--- start of DATA FOR THIS TASK ---
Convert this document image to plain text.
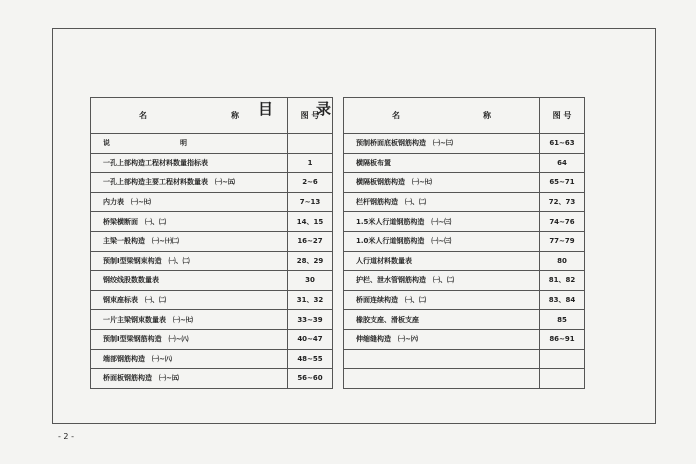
目	录
名 称	图 号
说　　　　　　　　　　明	
一孔上部构造工程材料数量指标表	1
一孔上部构造主要工程材料数量表　㈠~㈤	2~6
内力表　㈠~㈦	7~13
桥梁横断面　㈠、㈡	14、15
主梁一般构造　㈠~㈩㈡	16~27
预制I型梁钢束构造　㈠、㈡	28、29
钢绞线股数数量表	30
钢束座标表　㈠、㈡	31、32
一片主梁钢束数量表　㈠~㈦	33~39
预制I型梁钢筋构造　㈠~㈧	40~47
端部钢筋构造　㈠~㈧	48~55
桥面板钢筋构造　㈠~㈤	56~60
名 称	图 号
预制桥面底板钢筋构造　㈠~㈢	61~63
横隔板布置	64
横隔板钢筋构造　㈠~㈦	65~71
栏杆钢筋构造　㈠、㈡	72、73
1.5米人行道钢筋构造　㈠~㈢	74~76
1.0米人行道钢筋构造　㈠~㈢	77~79
人行道材料数量表	80
护栏、泄水管钢筋构造　㈠、㈡	81、82
桥面连续构造　㈠、㈡	83、84
橡胶支座、滑板支座	85
伸缩缝构造　㈠~㈥	86~91

- 2 -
--- end of DATA FOR THIS TASK ---
PROBLEM STATEMENT
Exactly as written, return every line of the listing, but not the pictures.

SOLUTION BELOW
Convert this document image to plain text.
目	录
名 称	图 号
说　　　　　　　　　　明	
一孔上部构造工程材料数量指标表	1
一孔上部构造主要工程材料数量表　㈠~㈤	2~6
内力表　㈠~㈦	7~13
桥梁横断面　㈠、㈡	14、15
主梁一般构造　㈠~㈩㈡	16~27
预制I型梁钢束构造　㈠、㈡	28、29
钢绞线股数数量表	30
钢束座标表　㈠、㈡	31、32
一片主梁钢束数量表　㈠~㈦	33~39
预制I型梁钢筋构造　㈠~㈧	40~47
端部钢筋构造　㈠~㈧	48~55
桥面板钢筋构造　㈠~㈤	56~60
名 称	图 号
预制桥面底板钢筋构造　㈠~㈢	61~63
横隔板布置	64
横隔板钢筋构造　㈠~㈦	65~71
栏杆钢筋构造　㈠、㈡	72、73
1.5米人行道钢筋构造　㈠~㈢	74~76
1.0米人行道钢筋构造　㈠~㈢	77~79
人行道材料数量表	80
护栏、泄水管钢筋构造　㈠、㈡	81、82
桥面连续构造　㈠、㈡	83、84
橡胶支座、滑板支座	85
伸缩缝构造　㈠~㈥	86~91

- 2 -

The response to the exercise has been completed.